DATA SUPPLIED →

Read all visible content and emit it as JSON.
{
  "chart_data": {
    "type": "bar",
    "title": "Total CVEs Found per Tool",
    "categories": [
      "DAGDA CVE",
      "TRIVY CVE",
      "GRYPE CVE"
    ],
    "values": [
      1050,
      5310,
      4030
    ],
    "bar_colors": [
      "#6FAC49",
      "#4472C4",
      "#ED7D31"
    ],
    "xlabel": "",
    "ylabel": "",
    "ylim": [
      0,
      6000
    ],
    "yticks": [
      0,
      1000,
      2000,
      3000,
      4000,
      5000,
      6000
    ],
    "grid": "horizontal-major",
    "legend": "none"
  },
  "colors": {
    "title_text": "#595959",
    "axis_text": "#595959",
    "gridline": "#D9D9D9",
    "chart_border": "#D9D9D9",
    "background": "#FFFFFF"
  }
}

WHAT NEEDS TO BE DONE → Go through the entries and repeat each one exactly.

WRITTEN SOLUTION →
Read all visible content and emit it as JSON.
{
  "chart_data": {
    "type": "bar",
    "title": "Total CVEs Found per Tool",
    "categories": [
      "DAGDA CVE",
      "TRIVY CVE",
      "GRYPE CVE"
    ],
    "values": [
      1050,
      5310,
      4030
    ],
    "bar_colors": [
      "#6FAC49",
      "#4472C4",
      "#ED7D31"
    ],
    "xlabel": "",
    "ylabel": "",
    "ylim": [
      0,
      6000
    ],
    "yticks": [
      0,
      1000,
      2000,
      3000,
      4000,
      5000,
      6000
    ],
    "grid": "horizontal-major",
    "legend": "none"
  },
  "colors": {
    "title_text": "#595959",
    "axis_text": "#595959",
    "gridline": "#D9D9D9",
    "chart_border": "#D9D9D9",
    "background": "#FFFFFF"
  }
}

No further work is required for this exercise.